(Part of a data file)
— START —
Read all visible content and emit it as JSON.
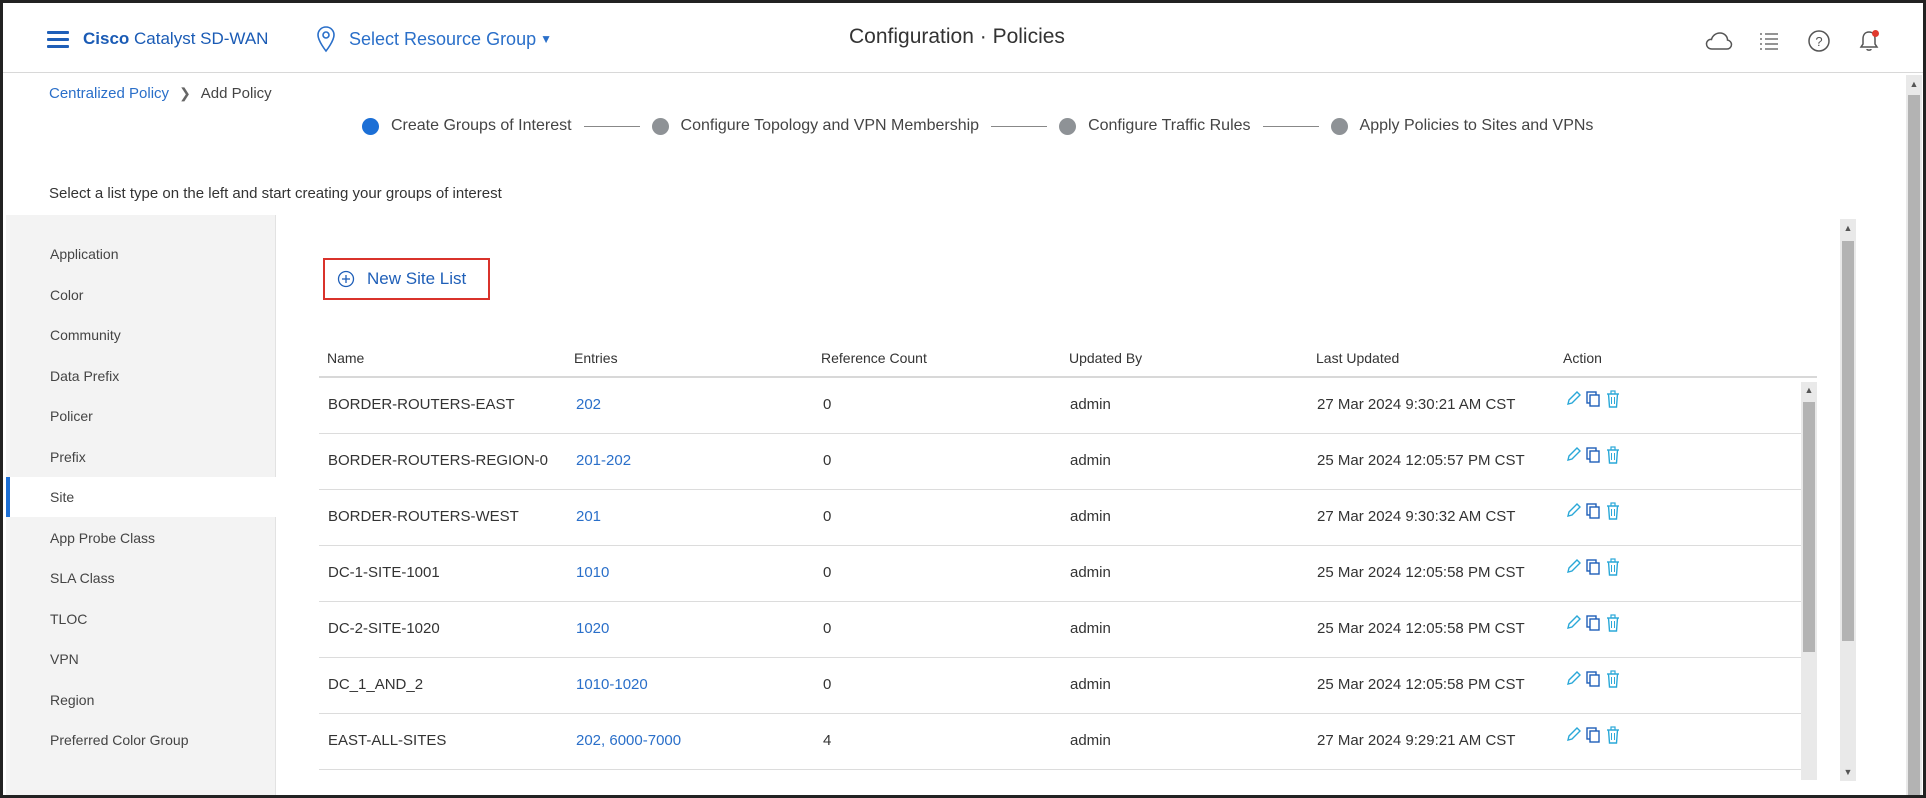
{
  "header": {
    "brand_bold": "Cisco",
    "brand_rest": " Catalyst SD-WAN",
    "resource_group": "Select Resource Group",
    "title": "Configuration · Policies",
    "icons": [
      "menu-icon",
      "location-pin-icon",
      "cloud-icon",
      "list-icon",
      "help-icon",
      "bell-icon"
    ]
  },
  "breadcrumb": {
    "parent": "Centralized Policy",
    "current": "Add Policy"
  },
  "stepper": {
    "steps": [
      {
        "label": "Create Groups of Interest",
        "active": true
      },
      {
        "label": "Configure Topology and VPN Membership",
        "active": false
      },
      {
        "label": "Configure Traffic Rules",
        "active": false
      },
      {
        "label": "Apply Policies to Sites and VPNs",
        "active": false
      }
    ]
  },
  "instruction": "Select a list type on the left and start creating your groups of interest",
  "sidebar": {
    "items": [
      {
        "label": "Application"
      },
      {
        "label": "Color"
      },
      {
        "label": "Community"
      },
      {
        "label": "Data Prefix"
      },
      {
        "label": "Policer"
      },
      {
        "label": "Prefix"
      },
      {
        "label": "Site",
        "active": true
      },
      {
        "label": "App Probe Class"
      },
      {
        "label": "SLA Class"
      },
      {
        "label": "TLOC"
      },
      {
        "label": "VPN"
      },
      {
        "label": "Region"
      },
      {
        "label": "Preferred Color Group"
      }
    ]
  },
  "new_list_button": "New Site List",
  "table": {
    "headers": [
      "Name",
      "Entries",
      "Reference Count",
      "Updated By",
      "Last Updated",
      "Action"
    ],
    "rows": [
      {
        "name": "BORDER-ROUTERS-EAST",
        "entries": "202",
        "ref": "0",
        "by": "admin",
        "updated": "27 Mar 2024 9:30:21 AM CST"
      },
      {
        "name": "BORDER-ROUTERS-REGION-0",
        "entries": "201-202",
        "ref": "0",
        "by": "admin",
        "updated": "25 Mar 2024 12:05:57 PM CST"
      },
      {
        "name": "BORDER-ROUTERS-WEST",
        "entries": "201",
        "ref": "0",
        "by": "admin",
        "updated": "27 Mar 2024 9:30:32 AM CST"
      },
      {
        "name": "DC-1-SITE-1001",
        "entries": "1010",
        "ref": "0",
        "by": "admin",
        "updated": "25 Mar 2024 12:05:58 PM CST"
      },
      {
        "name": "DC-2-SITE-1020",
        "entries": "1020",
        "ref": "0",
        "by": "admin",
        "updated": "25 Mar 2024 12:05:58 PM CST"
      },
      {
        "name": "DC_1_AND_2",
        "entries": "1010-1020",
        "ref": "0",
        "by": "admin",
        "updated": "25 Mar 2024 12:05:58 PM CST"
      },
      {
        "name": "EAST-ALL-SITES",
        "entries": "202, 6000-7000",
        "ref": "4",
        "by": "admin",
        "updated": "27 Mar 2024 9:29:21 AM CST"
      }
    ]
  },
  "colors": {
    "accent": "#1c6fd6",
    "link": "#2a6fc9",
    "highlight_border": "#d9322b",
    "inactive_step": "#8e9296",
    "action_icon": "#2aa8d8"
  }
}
— END —
Aim of the exercise: All of the entries above should be duplicated exactly, except for the pictures.

Written solution:
Read all visible content and emit it as JSON.
{
  "header": {
    "brand_bold": "Cisco",
    "brand_rest": " Catalyst SD-WAN",
    "resource_group": "Select Resource Group",
    "title": "Configuration · Policies",
    "icons": [
      "menu-icon",
      "location-pin-icon",
      "cloud-icon",
      "list-icon",
      "help-icon",
      "bell-icon"
    ]
  },
  "breadcrumb": {
    "parent": "Centralized Policy",
    "current": "Add Policy"
  },
  "stepper": {
    "steps": [
      {
        "label": "Create Groups of Interest",
        "active": true
      },
      {
        "label": "Configure Topology and VPN Membership",
        "active": false
      },
      {
        "label": "Configure Traffic Rules",
        "active": false
      },
      {
        "label": "Apply Policies to Sites and VPNs",
        "active": false
      }
    ]
  },
  "instruction": "Select a list type on the left and start creating your groups of interest",
  "sidebar": {
    "items": [
      {
        "label": "Application"
      },
      {
        "label": "Color"
      },
      {
        "label": "Community"
      },
      {
        "label": "Data Prefix"
      },
      {
        "label": "Policer"
      },
      {
        "label": "Prefix"
      },
      {
        "label": "Site",
        "active": true
      },
      {
        "label": "App Probe Class"
      },
      {
        "label": "SLA Class"
      },
      {
        "label": "TLOC"
      },
      {
        "label": "VPN"
      },
      {
        "label": "Region"
      },
      {
        "label": "Preferred Color Group"
      }
    ]
  },
  "new_list_button": "New Site List",
  "table": {
    "headers": [
      "Name",
      "Entries",
      "Reference Count",
      "Updated By",
      "Last Updated",
      "Action"
    ],
    "rows": [
      {
        "name": "BORDER-ROUTERS-EAST",
        "entries": "202",
        "ref": "0",
        "by": "admin",
        "updated": "27 Mar 2024 9:30:21 AM CST"
      },
      {
        "name": "BORDER-ROUTERS-REGION-0",
        "entries": "201-202",
        "ref": "0",
        "by": "admin",
        "updated": "25 Mar 2024 12:05:57 PM CST"
      },
      {
        "name": "BORDER-ROUTERS-WEST",
        "entries": "201",
        "ref": "0",
        "by": "admin",
        "updated": "27 Mar 2024 9:30:32 AM CST"
      },
      {
        "name": "DC-1-SITE-1001",
        "entries": "1010",
        "ref": "0",
        "by": "admin",
        "updated": "25 Mar 2024 12:05:58 PM CST"
      },
      {
        "name": "DC-2-SITE-1020",
        "entries": "1020",
        "ref": "0",
        "by": "admin",
        "updated": "25 Mar 2024 12:05:58 PM CST"
      },
      {
        "name": "DC_1_AND_2",
        "entries": "1010-1020",
        "ref": "0",
        "by": "admin",
        "updated": "25 Mar 2024 12:05:58 PM CST"
      },
      {
        "name": "EAST-ALL-SITES",
        "entries": "202, 6000-7000",
        "ref": "4",
        "by": "admin",
        "updated": "27 Mar 2024 9:29:21 AM CST"
      }
    ]
  },
  "colors": {
    "accent": "#1c6fd6",
    "link": "#2a6fc9",
    "highlight_border": "#d9322b",
    "inactive_step": "#8e9296",
    "action_icon": "#2aa8d8"
  }
}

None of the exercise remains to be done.